> **WHAT IS EXPECTED**
In the entries below, count the lines holding "owner". Reply with the number only.

** START INFORMATION PROVIDED **

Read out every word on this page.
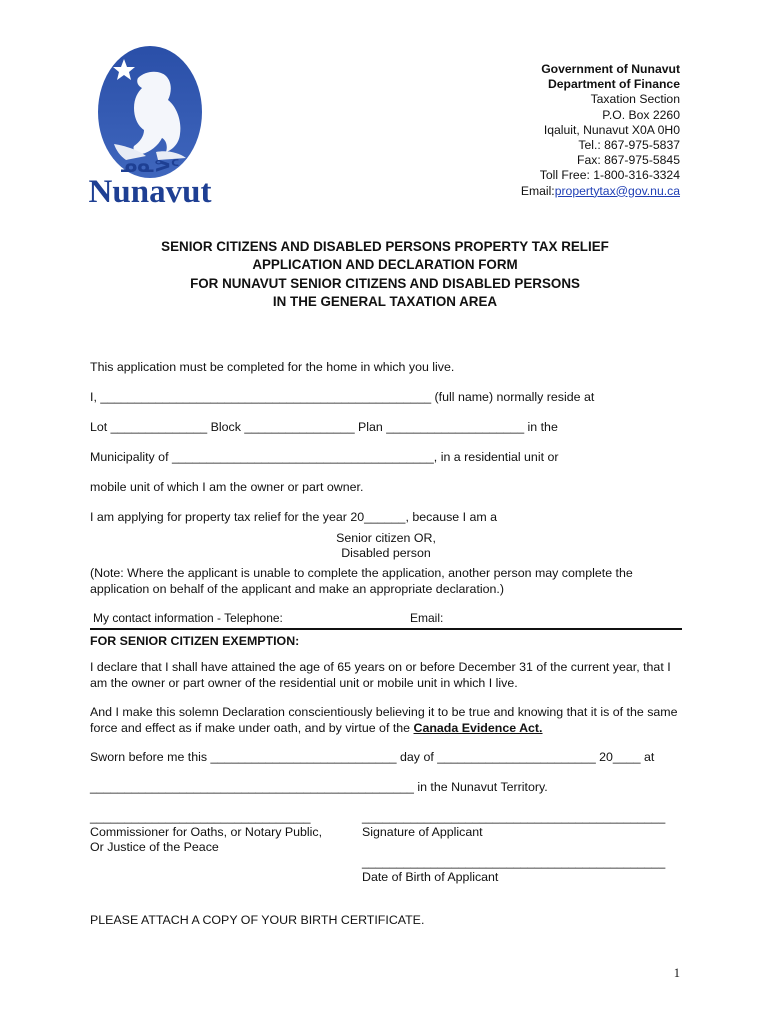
ᓄᓇᕗᑦ
Nunavut
Government of Nunavut
Department of Finance
Taxation Section
P.O. Box 2260
Iqaluit, Nunavut X0A 0H0
Tel.: 867-975-5837
Fax: 867-975-5845
Toll Free: 1-800-316-3324
Email:propertytax@gov.nu.ca
SENIOR CITIZENS AND DISABLED PERSONS PROPERTY TAX RELIEF
APPLICATION AND DECLARATION FORM
FOR NUNAVUT SENIOR CITIZENS AND DISABLED PERSONS
IN THE GENERAL TAXATION AREA
This application must be completed for the home in which you live.
I, ________________________________________________ (full name) normally reside at
Lot ______________ Block ________________ Plan ____________________ in the
Municipality of ______________________________________, in a residential unit or
mobile unit of which I am the owner or part owner.
I am applying for property tax relief for the year 20______, because I am a
Senior citizen OR,
Disabled person
(Note: Where the applicant is unable to complete the application, another person may complete the application on behalf of the applicant and make an appropriate declaration.)
My contact information - Telephone:	Email:
FOR SENIOR CITIZEN EXEMPTION:
I declare that I shall have attained the age of 65 years on or before December 31 of the current year, that I am the owner or part owner of the residential unit or mobile unit in which I live.
And I make this solemn Declaration conscientiously believing it to be true and knowing that it is of the same force and effect as if make under oath, and by virtue of the Canada Evidence Act.
Sworn before me this ___________________________ day of _______________________ 20____ at
_______________________________________________ in the Nunavut Territory.
________________________________
Commissioner for Oaths, or Notary Public,
Or Justice of the Peace
____________________________________________
Signature of Applicant
____________________________________________
Date of Birth of Applicant
PLEASE ATTACH A COPY OF YOUR BIRTH CERTIFICATE.
1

** END INFORMATION PROVIDED **

> **THE COMPLETED TASK**
2